**Your instructions**
Collect each line of the entries that holds the string "Debates".
■ ■ ■ ■
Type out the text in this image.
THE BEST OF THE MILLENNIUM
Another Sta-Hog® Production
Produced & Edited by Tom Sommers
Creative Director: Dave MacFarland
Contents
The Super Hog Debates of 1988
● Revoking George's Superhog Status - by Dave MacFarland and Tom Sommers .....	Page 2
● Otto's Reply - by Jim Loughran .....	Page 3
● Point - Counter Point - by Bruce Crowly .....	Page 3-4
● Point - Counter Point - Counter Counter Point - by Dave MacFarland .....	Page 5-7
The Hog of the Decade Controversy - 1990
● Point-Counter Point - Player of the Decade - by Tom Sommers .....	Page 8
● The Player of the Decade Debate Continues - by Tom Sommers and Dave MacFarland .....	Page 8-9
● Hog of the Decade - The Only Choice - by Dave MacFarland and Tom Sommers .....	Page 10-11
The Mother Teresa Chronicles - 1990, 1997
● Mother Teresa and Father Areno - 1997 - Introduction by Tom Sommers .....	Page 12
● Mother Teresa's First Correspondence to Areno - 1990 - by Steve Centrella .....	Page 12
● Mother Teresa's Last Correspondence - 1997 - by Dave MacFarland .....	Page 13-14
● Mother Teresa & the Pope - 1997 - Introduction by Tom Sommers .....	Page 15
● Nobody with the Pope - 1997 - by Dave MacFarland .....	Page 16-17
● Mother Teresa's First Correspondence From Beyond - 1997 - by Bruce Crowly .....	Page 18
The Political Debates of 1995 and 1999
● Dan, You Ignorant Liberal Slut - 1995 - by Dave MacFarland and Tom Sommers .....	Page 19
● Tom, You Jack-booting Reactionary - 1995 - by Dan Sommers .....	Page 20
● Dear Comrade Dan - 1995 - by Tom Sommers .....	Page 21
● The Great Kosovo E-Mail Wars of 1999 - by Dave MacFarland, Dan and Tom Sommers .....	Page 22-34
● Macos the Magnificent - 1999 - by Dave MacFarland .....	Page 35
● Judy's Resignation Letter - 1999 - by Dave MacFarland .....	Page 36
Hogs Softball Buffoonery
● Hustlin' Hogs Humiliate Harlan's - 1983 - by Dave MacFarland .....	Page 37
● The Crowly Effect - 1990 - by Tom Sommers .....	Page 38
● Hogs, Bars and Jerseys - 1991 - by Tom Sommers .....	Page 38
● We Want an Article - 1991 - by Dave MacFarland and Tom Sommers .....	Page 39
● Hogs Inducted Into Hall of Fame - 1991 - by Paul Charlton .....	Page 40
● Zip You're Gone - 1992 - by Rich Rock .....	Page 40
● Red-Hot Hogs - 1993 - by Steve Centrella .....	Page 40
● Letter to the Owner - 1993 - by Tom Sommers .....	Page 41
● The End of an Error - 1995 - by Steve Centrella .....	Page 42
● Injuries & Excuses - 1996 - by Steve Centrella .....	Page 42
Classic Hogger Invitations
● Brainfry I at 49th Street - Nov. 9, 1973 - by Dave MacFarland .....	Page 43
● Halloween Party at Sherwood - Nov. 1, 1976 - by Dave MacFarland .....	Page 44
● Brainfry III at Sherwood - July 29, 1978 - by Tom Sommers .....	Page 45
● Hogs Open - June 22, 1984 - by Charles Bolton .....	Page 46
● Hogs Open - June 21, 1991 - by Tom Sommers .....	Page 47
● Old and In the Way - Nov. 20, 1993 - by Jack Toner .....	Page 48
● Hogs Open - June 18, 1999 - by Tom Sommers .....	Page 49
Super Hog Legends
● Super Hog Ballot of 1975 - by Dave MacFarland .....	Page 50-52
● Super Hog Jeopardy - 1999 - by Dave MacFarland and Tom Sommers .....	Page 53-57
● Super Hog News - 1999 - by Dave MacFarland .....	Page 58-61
■ ■ ■ ■
**Reply**
The Super Hog Debates of 1988
The Political Debates of 1995 and 1999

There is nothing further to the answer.